• Material supplied:
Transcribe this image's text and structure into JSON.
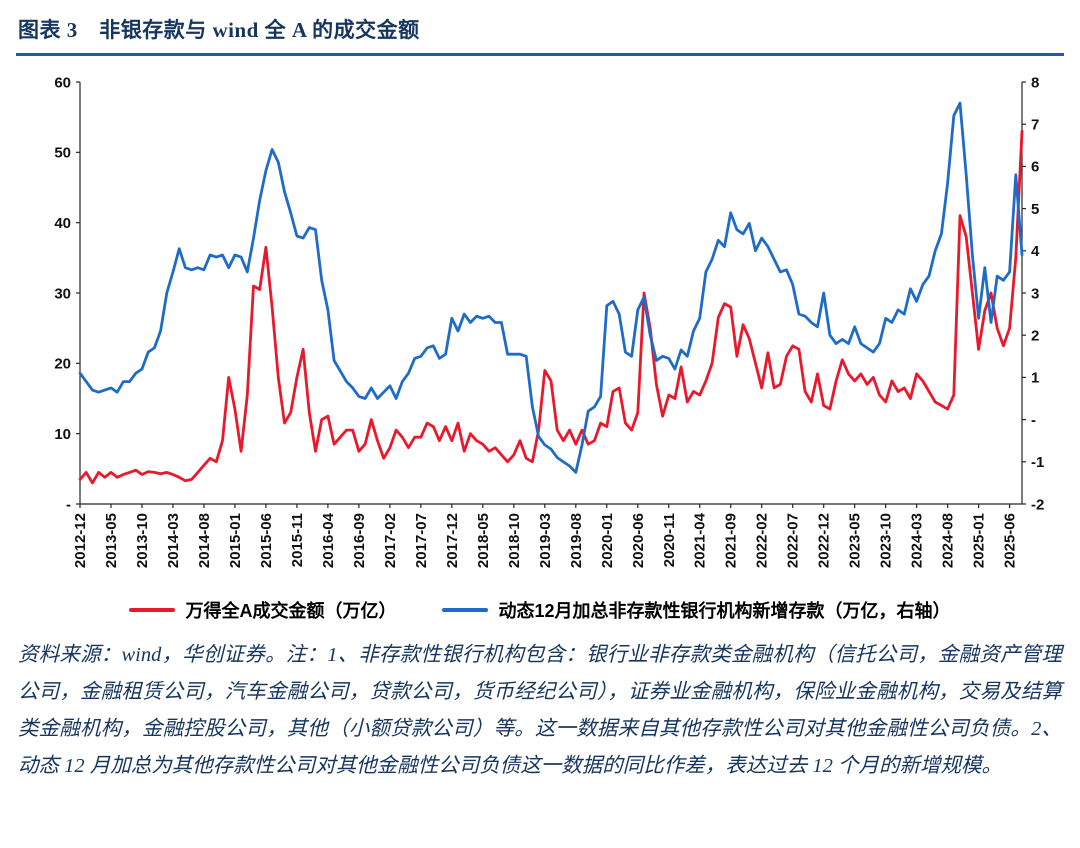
{
  "title": "图表 3　非银存款与 wind 全 A 的成交金额",
  "colors": {
    "title": "#17365d",
    "title_rule": "#2a55a5",
    "red_series": "#e8192c",
    "blue_series": "#1e6cc8",
    "axis": "#262626"
  },
  "legend": [
    {
      "label": "万得全A成交金额（万亿）",
      "color": "#e8192c"
    },
    {
      "label": "动态12月加总非存款性银行机构新增存款（万亿，右轴）",
      "color": "#1e6cc8"
    }
  ],
  "footnote": "资料来源：wind，华创证券。注：1、非存款性银行机构包含：银行业非存款类金融机构（信托公司，金融资产管理公司，金融租赁公司，汽车金融公司，贷款公司，货币经纪公司），证券业金融机构，保险业金融机构，交易及结算类金融机构，金融控股公司，其他（小额贷款公司）等。这一数据来自其他存款性公司对其他金融性公司负债。2、动态 12 月加总为其他存款性公司对其他金融性公司负债这一数据的同比作差，表达过去 12 个月的新增规模。",
  "chart_data": {
    "type": "line",
    "grid": false,
    "legend_position": "bottom",
    "x_start": "2012-12",
    "x_frequency": "monthly",
    "x_label_step_months": 5,
    "x_labels": [
      "2012-12",
      "2013-05",
      "2013-10",
      "2014-03",
      "2014-08",
      "2015-01",
      "2015-06",
      "2015-11",
      "2016-04",
      "2016-09",
      "2017-02",
      "2017-07",
      "2017-12",
      "2018-05",
      "2018-10",
      "2019-03",
      "2019-08",
      "2020-01",
      "2020-06",
      "2020-11",
      "2021-04",
      "2021-09",
      "2022-02",
      "2022-07",
      "2022-12",
      "2023-05",
      "2023-10",
      "2024-03",
      "2024-08",
      "2025-01",
      "2025-06"
    ],
    "left_axis": {
      "min": 0,
      "max": 60,
      "ticks": [
        "60",
        "50",
        "40",
        "30",
        "20",
        "10",
        "-"
      ]
    },
    "right_axis": {
      "min": -2,
      "max": 8,
      "ticks": [
        "8",
        "7",
        "6",
        "5",
        "4",
        "3",
        "2",
        "1",
        "-",
        "-1",
        "-2"
      ]
    },
    "series": [
      {
        "name": "万得全A成交金额（万亿）",
        "axis": "left",
        "color": "#e8192c",
        "values": [
          3.5,
          4.5,
          3.0,
          4.5,
          3.8,
          4.5,
          3.8,
          4.2,
          4.5,
          4.8,
          4.2,
          4.6,
          4.5,
          4.3,
          4.5,
          4.2,
          3.8,
          3.3,
          3.5,
          4.5,
          5.5,
          6.5,
          6.0,
          9.0,
          18.0,
          13.5,
          7.5,
          15.5,
          31.0,
          30.5,
          36.5,
          28.0,
          18.0,
          11.5,
          13.0,
          18.0,
          22.0,
          13.0,
          7.5,
          12.0,
          12.5,
          8.5,
          9.5,
          10.5,
          10.5,
          7.5,
          8.5,
          12.0,
          9.0,
          6.5,
          8.0,
          10.5,
          9.5,
          8.0,
          9.5,
          9.5,
          11.5,
          11.0,
          9.0,
          11.0,
          9.0,
          11.5,
          7.5,
          10.0,
          9.0,
          8.5,
          7.5,
          8.0,
          7.0,
          6.0,
          7.0,
          9.0,
          6.5,
          6.0,
          10.5,
          19.0,
          17.5,
          10.5,
          9.0,
          10.5,
          8.5,
          10.5,
          8.5,
          9.0,
          11.5,
          11.0,
          16.0,
          16.5,
          11.5,
          10.5,
          13.0,
          30.0,
          25.0,
          17.0,
          12.5,
          15.5,
          15.0,
          19.5,
          14.5,
          16.0,
          15.5,
          17.5,
          20.0,
          26.5,
          28.5,
          28.0,
          21.0,
          25.5,
          23.5,
          20.0,
          16.5,
          21.5,
          16.5,
          17.0,
          21.0,
          22.5,
          22.0,
          16.0,
          14.5,
          18.5,
          14.0,
          13.5,
          17.5,
          20.5,
          18.5,
          17.5,
          18.5,
          17.0,
          18.0,
          15.5,
          14.5,
          17.5,
          16.0,
          16.5,
          15.0,
          18.5,
          17.5,
          16.0,
          14.5,
          14.0,
          13.5,
          15.5,
          41.0,
          38.0,
          30.0,
          22.0,
          27.5,
          30.0,
          25.0,
          22.5,
          25.0,
          35.0,
          53.0
        ]
      },
      {
        "name": "动态12月加总非存款性银行机构新增存款（万亿，右轴）",
        "axis": "right",
        "color": "#1e6cc8",
        "values": [
          1.1,
          0.9,
          0.7,
          0.65,
          0.7,
          0.75,
          0.65,
          0.9,
          0.9,
          1.1,
          1.2,
          1.6,
          1.7,
          2.1,
          3.0,
          3.5,
          4.05,
          3.6,
          3.55,
          3.6,
          3.55,
          3.9,
          3.85,
          3.9,
          3.6,
          3.9,
          3.85,
          3.5,
          4.3,
          5.2,
          5.9,
          6.4,
          6.1,
          5.4,
          4.9,
          4.35,
          4.3,
          4.55,
          4.5,
          3.3,
          2.6,
          1.4,
          1.15,
          0.9,
          0.75,
          0.55,
          0.5,
          0.75,
          0.5,
          0.65,
          0.8,
          0.5,
          0.9,
          1.1,
          1.45,
          1.5,
          1.7,
          1.75,
          1.45,
          1.55,
          2.4,
          2.1,
          2.5,
          2.3,
          2.45,
          2.4,
          2.45,
          2.3,
          2.3,
          1.55,
          1.55,
          1.55,
          1.5,
          0.3,
          -0.4,
          -0.6,
          -0.7,
          -0.9,
          -1.0,
          -1.1,
          -1.25,
          -0.6,
          0.2,
          0.3,
          0.55,
          2.7,
          2.8,
          2.5,
          1.6,
          1.5,
          2.6,
          2.9,
          2.0,
          1.4,
          1.5,
          1.45,
          1.2,
          1.65,
          1.5,
          2.1,
          2.4,
          3.5,
          3.8,
          4.25,
          4.1,
          4.9,
          4.5,
          4.4,
          4.65,
          4.0,
          4.3,
          4.1,
          3.8,
          3.5,
          3.55,
          3.2,
          2.5,
          2.45,
          2.3,
          2.2,
          3.0,
          2.0,
          1.8,
          1.9,
          1.8,
          2.2,
          1.8,
          1.7,
          1.6,
          1.8,
          2.4,
          2.3,
          2.6,
          2.5,
          3.1,
          2.8,
          3.2,
          3.4,
          4.0,
          4.4,
          5.6,
          7.2,
          7.5,
          5.8,
          3.9,
          2.4,
          3.6,
          2.3,
          3.4,
          3.3,
          3.5,
          5.8,
          3.9
        ]
      }
    ]
  }
}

• Exercise objective:
Print all of the entries word for word. Omit the pictures they contain.

• Answer to this task:
Transcribe this image's text and structure into JSON.
{
  "title": "图表 3　非银存款与 wind 全 A 的成交金额",
  "colors": {
    "title": "#17365d",
    "title_rule": "#2a55a5",
    "red_series": "#e8192c",
    "blue_series": "#1e6cc8",
    "axis": "#262626"
  },
  "legend": [
    {
      "label": "万得全A成交金额（万亿）",
      "color": "#e8192c"
    },
    {
      "label": "动态12月加总非存款性银行机构新增存款（万亿，右轴）",
      "color": "#1e6cc8"
    }
  ],
  "footnote": "资料来源：wind，华创证券。注：1、非存款性银行机构包含：银行业非存款类金融机构（信托公司，金融资产管理公司，金融租赁公司，汽车金融公司，贷款公司，货币经纪公司），证券业金融机构，保险业金融机构，交易及结算类金融机构，金融控股公司，其他（小额贷款公司）等。这一数据来自其他存款性公司对其他金融性公司负债。2、动态 12 月加总为其他存款性公司对其他金融性公司负债这一数据的同比作差，表达过去 12 个月的新增规模。",
  "chart_data": {
    "type": "line",
    "grid": false,
    "legend_position": "bottom",
    "x_start": "2012-12",
    "x_frequency": "monthly",
    "x_label_step_months": 5,
    "x_labels": [
      "2012-12",
      "2013-05",
      "2013-10",
      "2014-03",
      "2014-08",
      "2015-01",
      "2015-06",
      "2015-11",
      "2016-04",
      "2016-09",
      "2017-02",
      "2017-07",
      "2017-12",
      "2018-05",
      "2018-10",
      "2019-03",
      "2019-08",
      "2020-01",
      "2020-06",
      "2020-11",
      "2021-04",
      "2021-09",
      "2022-02",
      "2022-07",
      "2022-12",
      "2023-05",
      "2023-10",
      "2024-03",
      "2024-08",
      "2025-01",
      "2025-06"
    ],
    "left_axis": {
      "min": 0,
      "max": 60,
      "ticks": [
        "60",
        "50",
        "40",
        "30",
        "20",
        "10",
        "-"
      ]
    },
    "right_axis": {
      "min": -2,
      "max": 8,
      "ticks": [
        "8",
        "7",
        "6",
        "5",
        "4",
        "3",
        "2",
        "1",
        "-",
        "-1",
        "-2"
      ]
    },
    "series": [
      {
        "name": "万得全A成交金额（万亿）",
        "axis": "left",
        "color": "#e8192c",
        "values": [
          3.5,
          4.5,
          3.0,
          4.5,
          3.8,
          4.5,
          3.8,
          4.2,
          4.5,
          4.8,
          4.2,
          4.6,
          4.5,
          4.3,
          4.5,
          4.2,
          3.8,
          3.3,
          3.5,
          4.5,
          5.5,
          6.5,
          6.0,
          9.0,
          18.0,
          13.5,
          7.5,
          15.5,
          31.0,
          30.5,
          36.5,
          28.0,
          18.0,
          11.5,
          13.0,
          18.0,
          22.0,
          13.0,
          7.5,
          12.0,
          12.5,
          8.5,
          9.5,
          10.5,
          10.5,
          7.5,
          8.5,
          12.0,
          9.0,
          6.5,
          8.0,
          10.5,
          9.5,
          8.0,
          9.5,
          9.5,
          11.5,
          11.0,
          9.0,
          11.0,
          9.0,
          11.5,
          7.5,
          10.0,
          9.0,
          8.5,
          7.5,
          8.0,
          7.0,
          6.0,
          7.0,
          9.0,
          6.5,
          6.0,
          10.5,
          19.0,
          17.5,
          10.5,
          9.0,
          10.5,
          8.5,
          10.5,
          8.5,
          9.0,
          11.5,
          11.0,
          16.0,
          16.5,
          11.5,
          10.5,
          13.0,
          30.0,
          25.0,
          17.0,
          12.5,
          15.5,
          15.0,
          19.5,
          14.5,
          16.0,
          15.5,
          17.5,
          20.0,
          26.5,
          28.5,
          28.0,
          21.0,
          25.5,
          23.5,
          20.0,
          16.5,
          21.5,
          16.5,
          17.0,
          21.0,
          22.5,
          22.0,
          16.0,
          14.5,
          18.5,
          14.0,
          13.5,
          17.5,
          20.5,
          18.5,
          17.5,
          18.5,
          17.0,
          18.0,
          15.5,
          14.5,
          17.5,
          16.0,
          16.5,
          15.0,
          18.5,
          17.5,
          16.0,
          14.5,
          14.0,
          13.5,
          15.5,
          41.0,
          38.0,
          30.0,
          22.0,
          27.5,
          30.0,
          25.0,
          22.5,
          25.0,
          35.0,
          53.0
        ]
      },
      {
        "name": "动态12月加总非存款性银行机构新增存款（万亿，右轴）",
        "axis": "right",
        "color": "#1e6cc8",
        "values": [
          1.1,
          0.9,
          0.7,
          0.65,
          0.7,
          0.75,
          0.65,
          0.9,
          0.9,
          1.1,
          1.2,
          1.6,
          1.7,
          2.1,
          3.0,
          3.5,
          4.05,
          3.6,
          3.55,
          3.6,
          3.55,
          3.9,
          3.85,
          3.9,
          3.6,
          3.9,
          3.85,
          3.5,
          4.3,
          5.2,
          5.9,
          6.4,
          6.1,
          5.4,
          4.9,
          4.35,
          4.3,
          4.55,
          4.5,
          3.3,
          2.6,
          1.4,
          1.15,
          0.9,
          0.75,
          0.55,
          0.5,
          0.75,
          0.5,
          0.65,
          0.8,
          0.5,
          0.9,
          1.1,
          1.45,
          1.5,
          1.7,
          1.75,
          1.45,
          1.55,
          2.4,
          2.1,
          2.5,
          2.3,
          2.45,
          2.4,
          2.45,
          2.3,
          2.3,
          1.55,
          1.55,
          1.55,
          1.5,
          0.3,
          -0.4,
          -0.6,
          -0.7,
          -0.9,
          -1.0,
          -1.1,
          -1.25,
          -0.6,
          0.2,
          0.3,
          0.55,
          2.7,
          2.8,
          2.5,
          1.6,
          1.5,
          2.6,
          2.9,
          2.0,
          1.4,
          1.5,
          1.45,
          1.2,
          1.65,
          1.5,
          2.1,
          2.4,
          3.5,
          3.8,
          4.25,
          4.1,
          4.9,
          4.5,
          4.4,
          4.65,
          4.0,
          4.3,
          4.1,
          3.8,
          3.5,
          3.55,
          3.2,
          2.5,
          2.45,
          2.3,
          2.2,
          3.0,
          2.0,
          1.8,
          1.9,
          1.8,
          2.2,
          1.8,
          1.7,
          1.6,
          1.8,
          2.4,
          2.3,
          2.6,
          2.5,
          3.1,
          2.8,
          3.2,
          3.4,
          4.0,
          4.4,
          5.6,
          7.2,
          7.5,
          5.8,
          3.9,
          2.4,
          3.6,
          2.3,
          3.4,
          3.3,
          3.5,
          5.8,
          3.9
        ]
      }
    ]
  }
}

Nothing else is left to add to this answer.